GIVEN EXERCISE: Skip the pictures and extract all of the lines exactly as written.

GIVEN RECORDS:
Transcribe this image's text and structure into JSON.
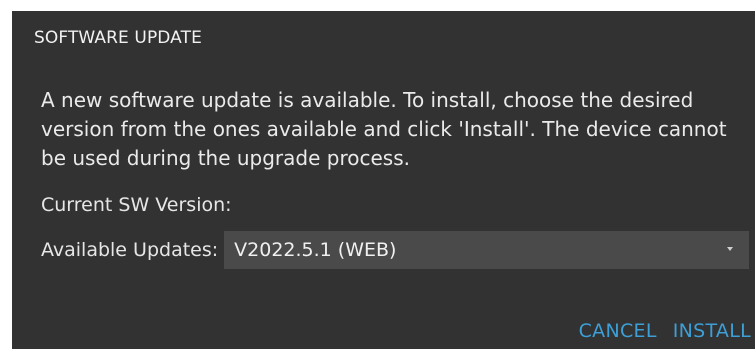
{
  "dialog": {
    "title": "SOFTWARE UPDATE",
    "message": "A new software update is available. To install, choose the desired version from the ones available and click 'Install'. The device cannot be used during the upgrade process.",
    "current_version_label": "Current SW Version:",
    "current_version_value": "",
    "available_updates_label": "Available Updates:",
    "selected_update": "V2022.5.1 (WEB)",
    "cancel_label": "CANCEL",
    "install_label": "INSTALL"
  },
  "colors": {
    "dialog_background": "#323232",
    "select_background": "#4a4a4a",
    "text": "#ececec",
    "accent": "#3d9fd6"
  },
  "icons": {
    "dropdown": "chevron-down-icon"
  }
}
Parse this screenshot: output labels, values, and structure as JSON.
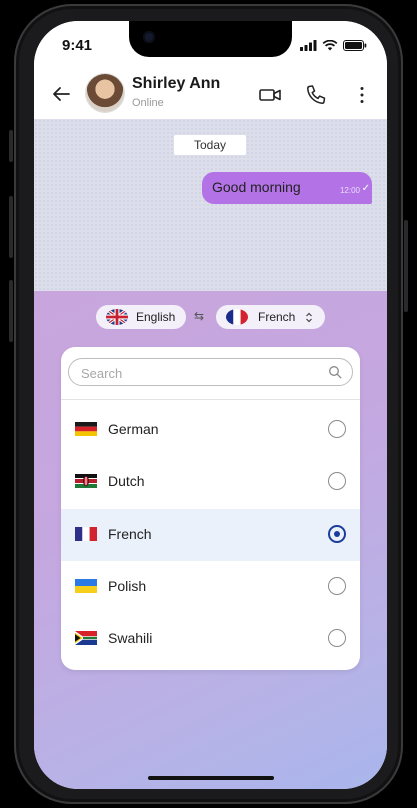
{
  "status": {
    "time": "9:41"
  },
  "header": {
    "contact_name": "Shirley Ann",
    "presence": "Online"
  },
  "chat": {
    "day_label": "Today",
    "messages": [
      {
        "text": "Good morning",
        "time": "12:00",
        "status": "read"
      }
    ]
  },
  "translate": {
    "source_language": "English",
    "target_language": "French",
    "search_placeholder": "Search",
    "languages": [
      {
        "label": "German",
        "flag": "germany-flag",
        "selected": false
      },
      {
        "label": "Dutch",
        "flag": "kenya-flag",
        "selected": false
      },
      {
        "label": "French",
        "flag": "france-flag",
        "selected": true
      },
      {
        "label": "Polish",
        "flag": "ukraine-flag",
        "selected": false
      },
      {
        "label": "Swahili",
        "flag": "south-africa-flag",
        "selected": false
      }
    ]
  },
  "colors": {
    "bubble": "#b373e6",
    "selected_row": "#eaf1fb",
    "radio_selected": "#1a3d9c",
    "panel_gradient_start": "#c8a6dd",
    "panel_gradient_end": "#a9b6ec"
  }
}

COMPLETE ANSWER:
Transcribe this image's text and structure into JSON.
{
  "dialog": {
    "title": "SOFTWARE UPDATE",
    "message": "A new software update is available. To install, choose the desired version from the ones available and click 'Install'. The device cannot be used during the upgrade process.",
    "current_version_label": "Current SW Version:",
    "current_version_value": "",
    "available_updates_label": "Available Updates:",
    "selected_update": "V2022.5.1 (WEB)",
    "cancel_label": "CANCEL",
    "install_label": "INSTALL"
  },
  "colors": {
    "dialog_background": "#323232",
    "select_background": "#4a4a4a",
    "text": "#ececec",
    "accent": "#3d9fd6"
  },
  "icons": {
    "dropdown": "chevron-down-icon"
  }
}
Parse this screenshot: output labels, values, and structure as JSON.
{
  "status": {
    "time": "9:41"
  },
  "header": {
    "contact_name": "Shirley Ann",
    "presence": "Online"
  },
  "chat": {
    "day_label": "Today",
    "messages": [
      {
        "text": "Good morning",
        "time": "12:00",
        "status": "read"
      }
    ]
  },
  "translate": {
    "source_language": "English",
    "target_language": "French",
    "search_placeholder": "Search",
    "languages": [
      {
        "label": "German",
        "flag": "germany-flag",
        "selected": false
      },
      {
        "label": "Dutch",
        "flag": "kenya-flag",
        "selected": false
      },
      {
        "label": "French",
        "flag": "france-flag",
        "selected": true
      },
      {
        "label": "Polish",
        "flag": "ukraine-flag",
        "selected": false
      },
      {
        "label": "Swahili",
        "flag": "south-africa-flag",
        "selected": false
      }
    ]
  },
  "colors": {
    "bubble": "#b373e6",
    "selected_row": "#eaf1fb",
    "radio_selected": "#1a3d9c",
    "panel_gradient_start": "#c8a6dd",
    "panel_gradient_end": "#a9b6ec"
  }
}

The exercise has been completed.